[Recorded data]
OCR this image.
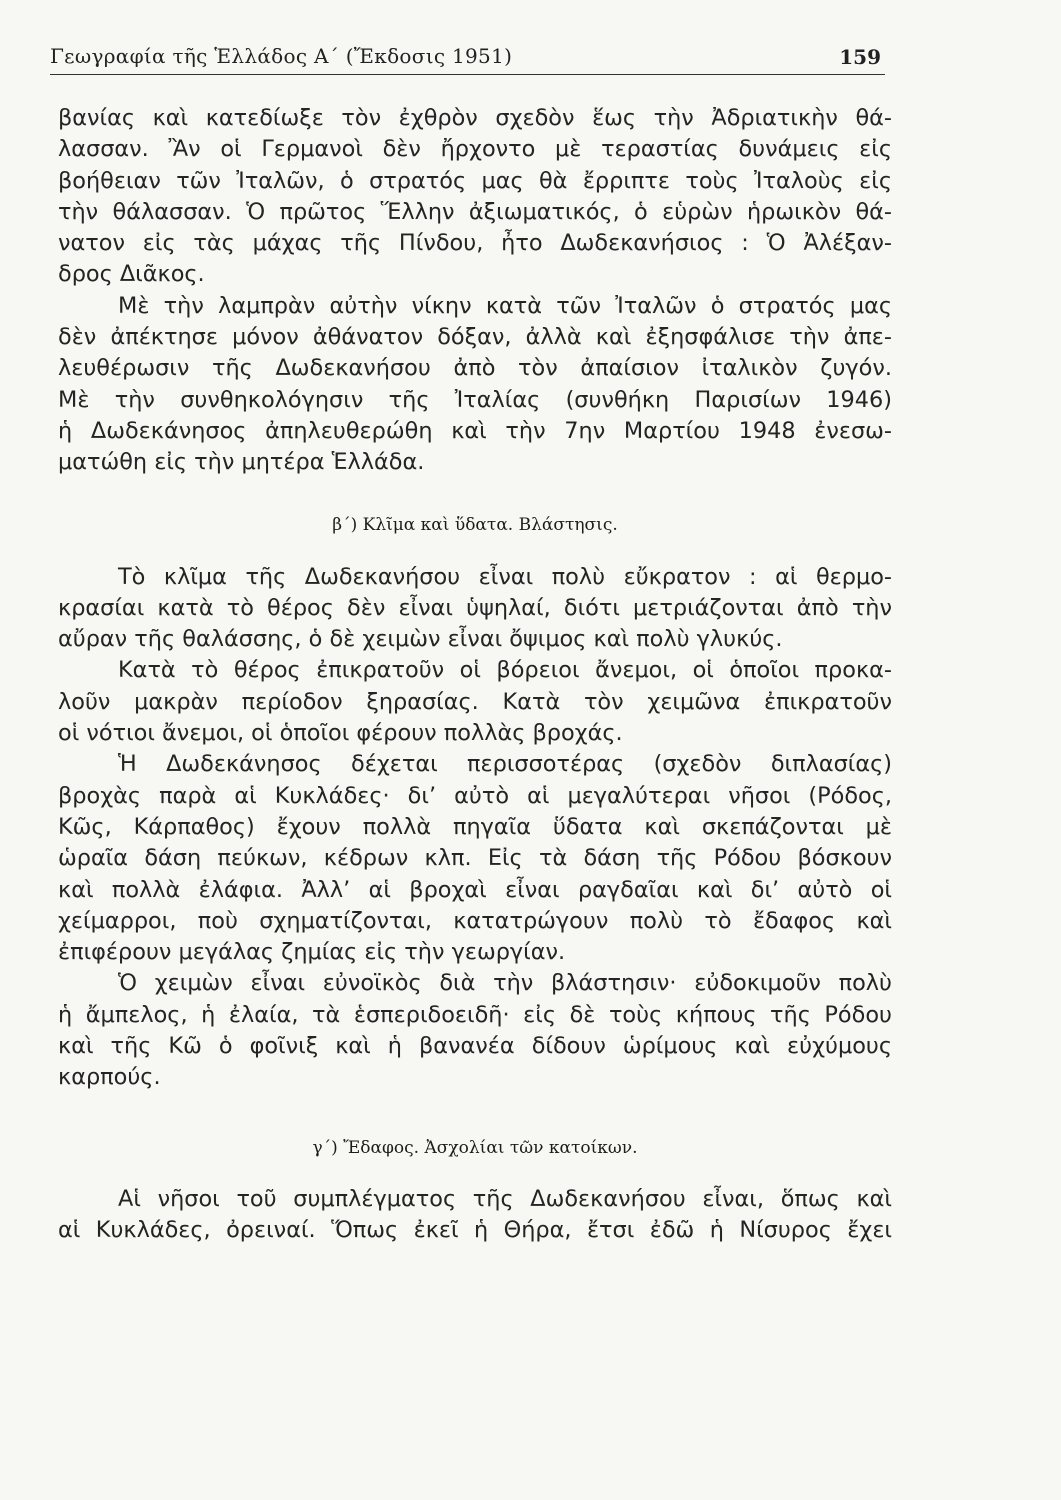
Γεωγραφία τῆς Ἑλλάδος Α΄ (Ἔκδοσις 1951)	159
βανίας καὶ κατεδίωξε τὸν ἐχθρὸν σχεδὸν ἕως τὴν Ἀδριατικὴν θά-
λασσαν. Ἂν οἱ Γερμανοὶ δὲν ἤρχοντο μὲ τεραστίας δυνάμεις εἰς
βοήθειαν τῶν Ἰταλῶν, ὁ στρατός μας θὰ ἔρριπτε τοὺς Ἰταλοὺς εἰς
τὴν θάλασσαν. Ὁ πρῶτος Ἕλλην ἀξιωματικός, ὁ εὑρὼν ἡρωικὸν θά-
νατον εἰς τὰς μάχας τῆς Πίνδου, ἦτο Δωδεκανήσιος : Ὁ Ἀλέξαν-
δρος Διᾶκος.
Μὲ τὴν λαμπρὰν αὐτὴν νίκην κατὰ τῶν Ἰταλῶν ὁ στρατός μας
δὲν ἀπέκτησε μόνον ἀθάνατον δόξαν, ἀλλὰ καὶ ἐξησφάλισε τὴν ἀπε-
λευθέρωσιν τῆς Δωδεκανήσου ἀπὸ τὸν ἀπαίσιον ἰταλικὸν ζυγόν.
Μὲ τὴν συνθηκολόγησιν τῆς Ἰταλίας (συνθήκη Παρισίων 1946)
ἡ Δωδεκάνησος ἀπηλευθερώθη καὶ τὴν 7ην Μαρτίου 1948 ἐνεσω-
ματώθη εἰς τὴν μητέρα Ἑλλάδα.
β΄) Κλῖμα καὶ ὕδατα. Βλάστησις.
Τὸ κλῖμα τῆς Δωδεκανήσου εἶναι πολὺ εὔκρατον : αἱ θερμο-
κρασίαι κατὰ τὸ θέρος δὲν εἶναι ὑψηλαί, διότι μετριάζονται ἀπὸ τὴν
αὔραν τῆς θαλάσσης, ὁ δὲ χειμὼν εἶναι ὄψιμος καὶ πολὺ γλυκύς.
Κατὰ τὸ θέρος ἐπικρατοῦν οἱ βόρειοι ἄνεμοι, οἱ ὁποῖοι προκα-
λοῦν μακρὰν περίοδον ξηρασίας. Κατὰ τὸν χειμῶνα ἐπικρατοῦν
οἱ νότιοι ἄνεμοι, οἱ ὁποῖοι φέρουν πολλὰς βροχάς.
Ἡ Δωδεκάνησος δέχεται περισσοτέρας (σχεδὸν διπλασίας)
βροχὰς παρὰ αἱ Κυκλάδες· δι’ αὐτὸ αἱ μεγαλύτεραι νῆσοι (Ρόδος,
Κῶς, Κάρπαθος) ἔχουν πολλὰ πηγαῖα ὕδατα καὶ σκεπάζονται μὲ
ὡραῖα δάση πεύκων, κέδρων κλπ. Εἰς τὰ δάση τῆς Ρόδου βόσκουν
καὶ πολλὰ ἐλάφια. Ἀλλ’ αἱ βροχαὶ εἶναι ραγδαῖαι καὶ δι’ αὐτὸ οἱ
χείμαρροι, ποὺ σχηματίζονται, κατατρώγουν πολὺ τὸ ἔδαφος καὶ
ἐπιφέρουν μεγάλας ζημίας εἰς τὴν γεωργίαν.
Ὁ χειμὼν εἶναι εὐνοϊκὸς διὰ τὴν βλάστησιν· εὐδοκιμοῦν πολὺ
ἡ ἄμπελος, ἡ ἐλαία, τὰ ἑσπεριδοειδῆ· εἰς δὲ τοὺς κήπους τῆς Ρόδου
καὶ τῆς Κῶ ὁ φοῖνιξ καὶ ἡ βανανέα δίδουν ὡρίμους καὶ εὐχύμους
καρπούς.
γ΄) Ἔδαφος. Ἀσχολίαι τῶν κατοίκων.
Αἱ νῆσοι τοῦ συμπλέγματος τῆς Δωδεκανήσου εἶναι, ὅπως καὶ
αἱ Κυκλάδες, ὀρειναί. Ὅπως ἐκεῖ ἡ Θήρα, ἔτσι ἐδῶ ἡ Νίσυρος ἔχει
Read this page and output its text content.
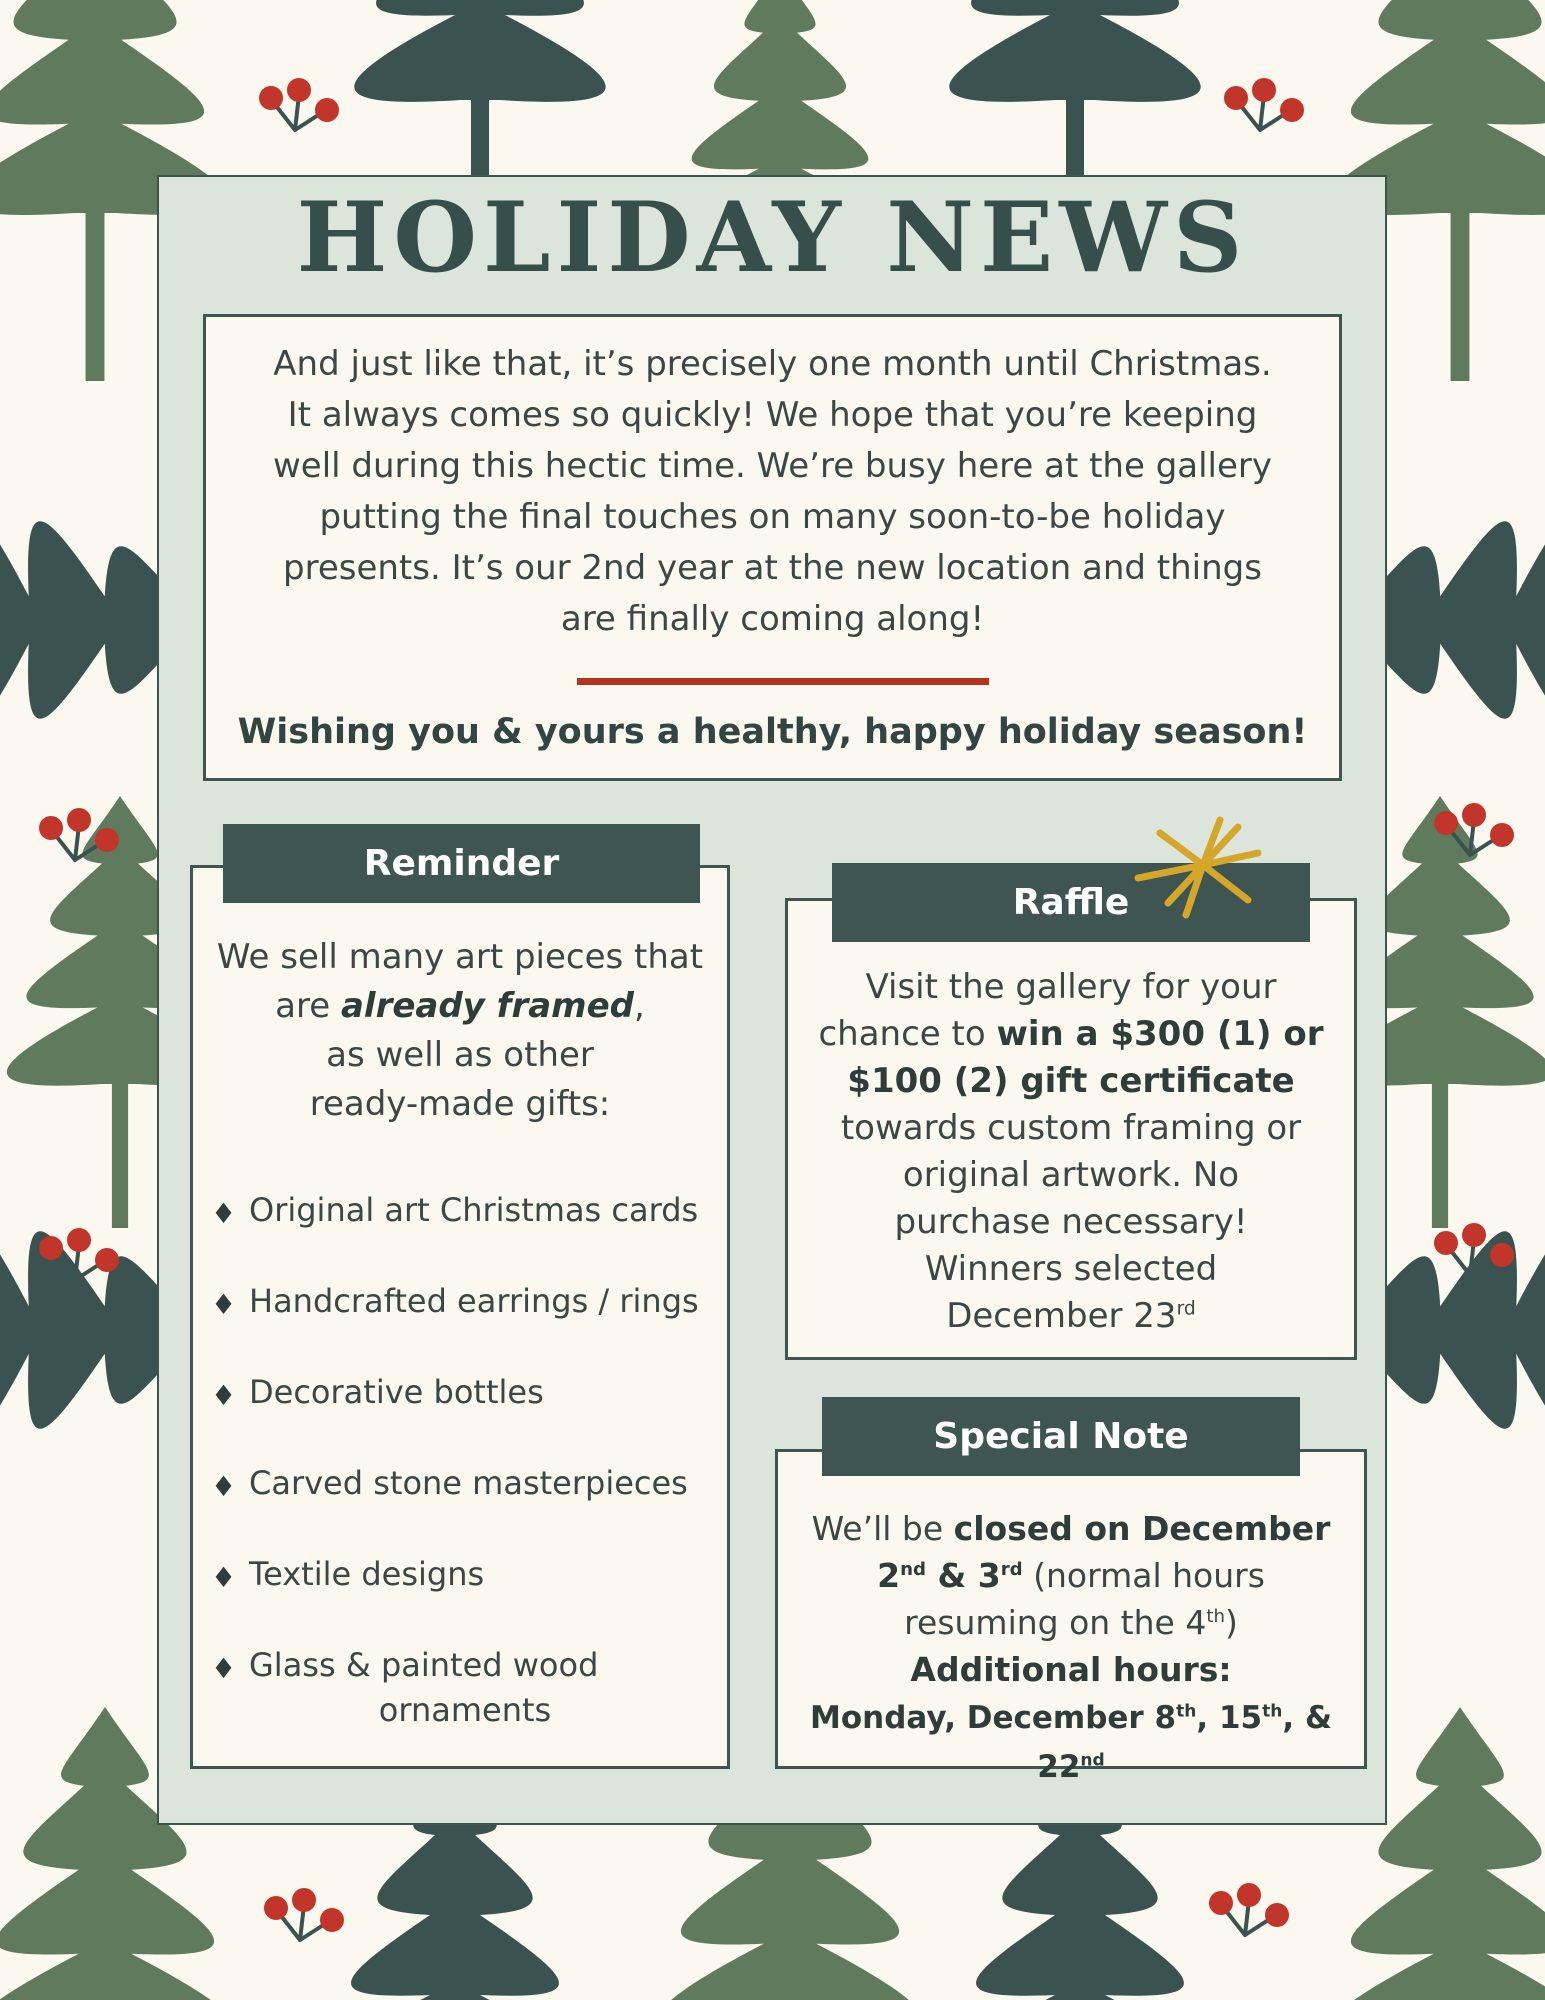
HOLIDAY NEWS

And just like that, it’s precisely one month until Christmas.
It always comes so quickly! We hope that you’re keeping
well during this hectic time. We’re busy here at the gallery
putting the final touches on many soon-to-be holiday
presents. It’s our 2nd year at the new location and things
are finally coming along!

Wishing you & yours a healthy, happy holiday season!

We sell many art pieces that
are already framed,
as well as other
ready-made gifts:

♦ Original art Christmas cards
♦ Handcrafted earrings / rings
♦ Decorative bottles
♦ Carved stone masterpieces
♦ Textile designs
♦ Glass & painted wood
ornaments
Reminder

Visit the gallery for your
chance to win a $300 (1) or
$100 (2) gift certificate
towards custom framing or
original artwork. No
purchase necessary!
Winners selected
December 23rd

Raffle

We’ll be closed on December
2nd & 3rd (normal hours
resuming on the 4th)
Additional hours:
Monday, December 8th, 15th, & 22nd

Special Note
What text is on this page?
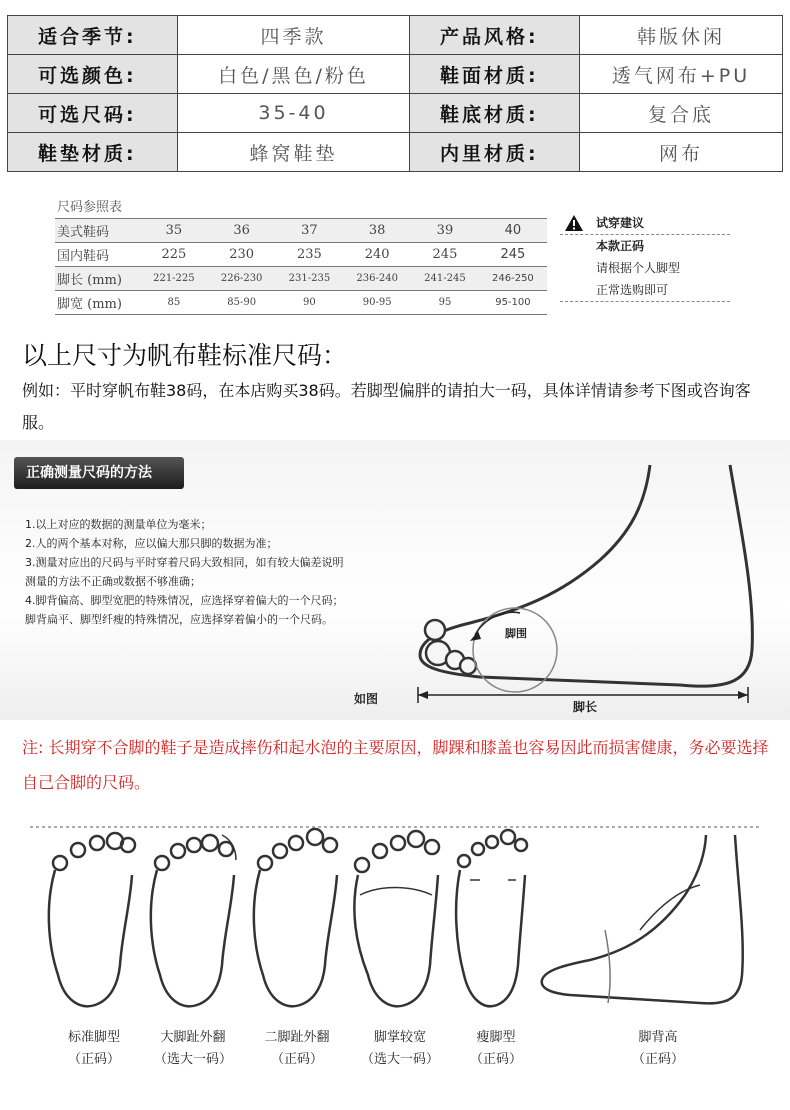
适合季节:	四季款	产品风格:	韩版休闲
可选颜色:	白色/黑色/粉色	鞋面材质:	透气网布+PU
可选尺码:	35-40	鞋底材质:	复合底
鞋垫材质:	蜂窝鞋垫	内里材质:	网布
尺码参照表
美式鞋码	35	36	37	38	39	40
国内鞋码	225	230	235	240	245	245
脚长 (mm)	221-225	226-230	231-235	236-240	241-245	246-250
脚宽 (mm)	85	85-90	90	90-95	95	95-100
试穿建议
本款正码
请根据个人脚型
正常选购即可
以上尺寸为帆布鞋标准尺码：
例如：平时穿帆布鞋38码，在本店购买38码。若脚型偏胖的请拍大一码，具体详情请参考下图或咨询客服。
正确测量尺码的方法
1.以上对应的数据的测量单位为毫米；
2.人的两个基本对称，应以偏大那只脚的数据为准；
3.测量对应出的尺码与平时穿着尺码大致相同，如有较大偏差说明
测量的方法不正确或数据不够准确；
4.脚背偏高、脚型宽肥的特殊情况，应选择穿着偏大的一个尺码；
脚背扁平、脚型纤瘦的特殊情况，应选择穿着偏小的一个尺码。
如图
脚围
脚长
注: 长期穿不合脚的鞋子是造成摔伤和起水泡的主要原因，脚踝和膝盖也容易因此而损害健康，务必要选择自己合脚的尺码。
标准脚型
（正码）
大脚趾外翻
（选大一码）
二脚趾外翻
（正码）
脚掌较宽
（选大一码）
瘦脚型
（正码）
脚背高
（正码）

WHAT IS NEEDED — Gather up every line from the listing above in which the word "στρατός" occurs.

WRITTEN ANSWER —
βοήθειαν τῶν Ἰταλῶν, ὁ στρατός μας θὰ ἔρριπτε τοὺς Ἰταλοὺς εἰς
Μὲ τὴν λαμπρὰν αὐτὴν νίκην κατὰ τῶν Ἰταλῶν ὁ στρατός μας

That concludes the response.